What you need to do >> In the listing below, find every line with the string "Interruptor" and pull it out.
______________________________
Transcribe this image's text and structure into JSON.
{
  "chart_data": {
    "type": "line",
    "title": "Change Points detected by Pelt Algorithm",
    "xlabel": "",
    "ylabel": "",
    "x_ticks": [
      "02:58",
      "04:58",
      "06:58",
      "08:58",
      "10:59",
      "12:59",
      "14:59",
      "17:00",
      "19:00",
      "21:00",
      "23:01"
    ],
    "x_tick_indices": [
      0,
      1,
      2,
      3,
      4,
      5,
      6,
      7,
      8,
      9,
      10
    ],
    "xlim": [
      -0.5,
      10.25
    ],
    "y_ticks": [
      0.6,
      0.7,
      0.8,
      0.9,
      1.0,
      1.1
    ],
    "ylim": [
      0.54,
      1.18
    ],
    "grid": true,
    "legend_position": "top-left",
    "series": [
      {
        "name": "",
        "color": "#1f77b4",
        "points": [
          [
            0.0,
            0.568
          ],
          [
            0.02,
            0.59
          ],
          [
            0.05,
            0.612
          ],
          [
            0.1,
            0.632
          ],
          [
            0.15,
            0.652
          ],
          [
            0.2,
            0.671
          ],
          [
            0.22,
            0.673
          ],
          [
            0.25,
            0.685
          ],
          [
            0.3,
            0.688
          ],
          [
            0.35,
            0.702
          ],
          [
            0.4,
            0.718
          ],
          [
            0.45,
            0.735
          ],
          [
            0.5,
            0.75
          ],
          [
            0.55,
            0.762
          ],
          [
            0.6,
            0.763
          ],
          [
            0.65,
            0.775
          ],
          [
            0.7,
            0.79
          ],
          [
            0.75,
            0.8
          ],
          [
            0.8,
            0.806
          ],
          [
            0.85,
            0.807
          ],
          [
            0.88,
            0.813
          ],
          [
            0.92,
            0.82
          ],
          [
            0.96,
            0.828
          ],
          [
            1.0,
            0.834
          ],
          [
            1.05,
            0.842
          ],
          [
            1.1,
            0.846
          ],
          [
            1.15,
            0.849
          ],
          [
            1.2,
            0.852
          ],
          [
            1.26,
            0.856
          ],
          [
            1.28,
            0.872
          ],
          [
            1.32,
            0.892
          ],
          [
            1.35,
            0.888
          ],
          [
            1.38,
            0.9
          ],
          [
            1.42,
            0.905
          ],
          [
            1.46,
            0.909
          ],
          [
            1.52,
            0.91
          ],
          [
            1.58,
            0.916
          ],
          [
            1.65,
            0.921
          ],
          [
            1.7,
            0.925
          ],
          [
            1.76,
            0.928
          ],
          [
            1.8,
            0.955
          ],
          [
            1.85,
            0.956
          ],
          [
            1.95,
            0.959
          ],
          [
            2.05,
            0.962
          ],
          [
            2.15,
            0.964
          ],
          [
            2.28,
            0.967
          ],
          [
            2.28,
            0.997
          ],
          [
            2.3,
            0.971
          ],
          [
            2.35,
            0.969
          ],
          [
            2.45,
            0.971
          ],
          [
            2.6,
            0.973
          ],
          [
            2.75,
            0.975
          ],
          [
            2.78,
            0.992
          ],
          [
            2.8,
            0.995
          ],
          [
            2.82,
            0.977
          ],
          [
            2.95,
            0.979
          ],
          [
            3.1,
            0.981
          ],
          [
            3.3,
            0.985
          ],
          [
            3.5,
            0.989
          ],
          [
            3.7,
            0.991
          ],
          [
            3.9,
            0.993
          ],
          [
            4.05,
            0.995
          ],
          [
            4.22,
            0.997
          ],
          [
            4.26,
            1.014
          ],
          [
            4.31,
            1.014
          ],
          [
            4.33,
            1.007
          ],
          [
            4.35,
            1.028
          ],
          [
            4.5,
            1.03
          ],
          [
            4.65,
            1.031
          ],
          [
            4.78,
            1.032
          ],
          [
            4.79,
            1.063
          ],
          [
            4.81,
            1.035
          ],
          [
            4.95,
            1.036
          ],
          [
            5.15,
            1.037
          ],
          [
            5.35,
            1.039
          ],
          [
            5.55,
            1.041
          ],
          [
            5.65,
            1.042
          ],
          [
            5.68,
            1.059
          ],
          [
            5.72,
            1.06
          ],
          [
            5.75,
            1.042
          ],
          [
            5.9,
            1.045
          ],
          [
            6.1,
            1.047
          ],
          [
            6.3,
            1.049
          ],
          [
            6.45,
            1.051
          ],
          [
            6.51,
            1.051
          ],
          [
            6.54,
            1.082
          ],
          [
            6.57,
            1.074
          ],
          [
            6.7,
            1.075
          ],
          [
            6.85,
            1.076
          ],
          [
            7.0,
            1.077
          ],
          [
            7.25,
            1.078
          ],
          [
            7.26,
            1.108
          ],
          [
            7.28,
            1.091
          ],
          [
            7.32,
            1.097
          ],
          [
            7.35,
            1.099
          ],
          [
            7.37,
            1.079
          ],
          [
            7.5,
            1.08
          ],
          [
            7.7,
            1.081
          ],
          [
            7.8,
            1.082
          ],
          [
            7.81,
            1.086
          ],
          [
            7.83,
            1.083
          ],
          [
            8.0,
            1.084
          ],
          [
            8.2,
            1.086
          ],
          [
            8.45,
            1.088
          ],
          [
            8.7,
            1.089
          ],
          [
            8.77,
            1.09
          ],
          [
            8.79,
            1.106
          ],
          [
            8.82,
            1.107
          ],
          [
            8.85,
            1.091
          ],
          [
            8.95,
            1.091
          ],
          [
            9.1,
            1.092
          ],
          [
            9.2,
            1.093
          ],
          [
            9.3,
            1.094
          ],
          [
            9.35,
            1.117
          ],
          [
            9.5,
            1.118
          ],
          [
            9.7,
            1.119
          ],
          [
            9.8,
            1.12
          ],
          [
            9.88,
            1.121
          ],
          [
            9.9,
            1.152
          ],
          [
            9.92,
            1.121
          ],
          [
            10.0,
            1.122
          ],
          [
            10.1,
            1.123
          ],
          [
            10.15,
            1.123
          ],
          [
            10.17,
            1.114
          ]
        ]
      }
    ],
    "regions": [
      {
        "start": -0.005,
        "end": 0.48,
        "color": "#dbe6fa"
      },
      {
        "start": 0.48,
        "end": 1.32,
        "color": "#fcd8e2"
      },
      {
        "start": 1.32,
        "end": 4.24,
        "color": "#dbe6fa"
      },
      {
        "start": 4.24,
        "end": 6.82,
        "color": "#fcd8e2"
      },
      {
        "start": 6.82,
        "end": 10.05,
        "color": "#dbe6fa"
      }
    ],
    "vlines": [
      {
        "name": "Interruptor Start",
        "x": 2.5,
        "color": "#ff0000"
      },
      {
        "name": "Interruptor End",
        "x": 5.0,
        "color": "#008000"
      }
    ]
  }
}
______________________________
Answer to the task >>
        "name": "Interruptor Start",
        "name": "Interruptor End",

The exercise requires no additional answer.